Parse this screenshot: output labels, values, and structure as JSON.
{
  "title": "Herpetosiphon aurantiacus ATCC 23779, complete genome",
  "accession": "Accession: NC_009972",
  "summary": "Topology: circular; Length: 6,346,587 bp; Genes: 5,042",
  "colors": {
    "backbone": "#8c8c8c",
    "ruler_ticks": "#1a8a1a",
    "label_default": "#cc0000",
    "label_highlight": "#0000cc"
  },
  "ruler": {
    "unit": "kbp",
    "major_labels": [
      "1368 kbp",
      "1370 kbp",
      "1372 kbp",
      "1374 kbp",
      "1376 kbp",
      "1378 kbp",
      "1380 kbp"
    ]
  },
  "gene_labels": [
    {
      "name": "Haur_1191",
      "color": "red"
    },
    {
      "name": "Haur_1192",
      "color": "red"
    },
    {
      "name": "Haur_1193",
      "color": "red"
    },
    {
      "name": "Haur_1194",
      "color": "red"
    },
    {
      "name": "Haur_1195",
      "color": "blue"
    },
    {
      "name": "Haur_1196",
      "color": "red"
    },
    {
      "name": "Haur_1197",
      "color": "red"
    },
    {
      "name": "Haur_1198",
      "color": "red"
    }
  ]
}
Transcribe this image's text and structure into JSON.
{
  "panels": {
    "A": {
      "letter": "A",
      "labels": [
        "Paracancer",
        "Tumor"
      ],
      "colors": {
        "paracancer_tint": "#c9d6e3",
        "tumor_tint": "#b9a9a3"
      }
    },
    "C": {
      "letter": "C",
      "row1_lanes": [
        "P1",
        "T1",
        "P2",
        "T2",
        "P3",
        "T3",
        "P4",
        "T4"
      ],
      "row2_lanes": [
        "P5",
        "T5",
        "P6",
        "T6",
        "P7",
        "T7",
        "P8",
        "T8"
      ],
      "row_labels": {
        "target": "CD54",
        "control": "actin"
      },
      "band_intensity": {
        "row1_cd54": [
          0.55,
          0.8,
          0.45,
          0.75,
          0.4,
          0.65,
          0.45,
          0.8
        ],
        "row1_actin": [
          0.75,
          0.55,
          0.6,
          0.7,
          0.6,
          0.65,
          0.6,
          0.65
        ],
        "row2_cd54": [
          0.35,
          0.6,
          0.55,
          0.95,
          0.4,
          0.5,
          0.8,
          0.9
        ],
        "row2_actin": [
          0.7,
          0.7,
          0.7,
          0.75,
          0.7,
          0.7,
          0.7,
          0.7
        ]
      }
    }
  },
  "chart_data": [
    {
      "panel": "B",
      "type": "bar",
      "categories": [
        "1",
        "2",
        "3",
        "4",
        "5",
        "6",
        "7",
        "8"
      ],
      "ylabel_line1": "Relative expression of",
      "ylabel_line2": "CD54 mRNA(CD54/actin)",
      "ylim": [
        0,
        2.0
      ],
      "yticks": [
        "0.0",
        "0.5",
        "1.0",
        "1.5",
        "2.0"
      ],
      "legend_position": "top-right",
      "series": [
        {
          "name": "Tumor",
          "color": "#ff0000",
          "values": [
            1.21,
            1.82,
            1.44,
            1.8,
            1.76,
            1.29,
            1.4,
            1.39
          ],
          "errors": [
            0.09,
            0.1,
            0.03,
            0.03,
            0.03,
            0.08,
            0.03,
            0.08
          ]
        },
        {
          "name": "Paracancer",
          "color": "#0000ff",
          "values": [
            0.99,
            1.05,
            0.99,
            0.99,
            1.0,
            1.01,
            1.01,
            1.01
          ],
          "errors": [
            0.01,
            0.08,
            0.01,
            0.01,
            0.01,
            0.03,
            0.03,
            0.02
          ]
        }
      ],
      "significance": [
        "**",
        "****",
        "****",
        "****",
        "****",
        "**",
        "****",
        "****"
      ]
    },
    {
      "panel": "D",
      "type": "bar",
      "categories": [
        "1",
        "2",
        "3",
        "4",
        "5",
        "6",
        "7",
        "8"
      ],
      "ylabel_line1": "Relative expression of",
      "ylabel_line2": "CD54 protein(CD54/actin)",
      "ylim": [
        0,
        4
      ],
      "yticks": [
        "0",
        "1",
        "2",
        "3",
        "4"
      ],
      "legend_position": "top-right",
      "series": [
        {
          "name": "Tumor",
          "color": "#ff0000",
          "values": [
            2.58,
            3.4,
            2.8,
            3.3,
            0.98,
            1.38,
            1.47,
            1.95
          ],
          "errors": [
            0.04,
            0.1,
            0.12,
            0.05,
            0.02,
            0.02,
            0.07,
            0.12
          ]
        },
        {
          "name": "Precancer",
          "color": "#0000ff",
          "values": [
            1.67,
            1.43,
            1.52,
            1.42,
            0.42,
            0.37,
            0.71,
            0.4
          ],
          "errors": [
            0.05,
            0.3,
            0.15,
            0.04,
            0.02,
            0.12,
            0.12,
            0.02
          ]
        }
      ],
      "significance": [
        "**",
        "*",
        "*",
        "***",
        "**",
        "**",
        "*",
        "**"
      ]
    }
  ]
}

-.-.-

WHAT TO WORK ON
List every line above that holds the word "this".

EXERCISE OUTPUT
Parse this screenshot: output labels, values, and structure as JSON.
Transcribe this image's text and structure into JSON.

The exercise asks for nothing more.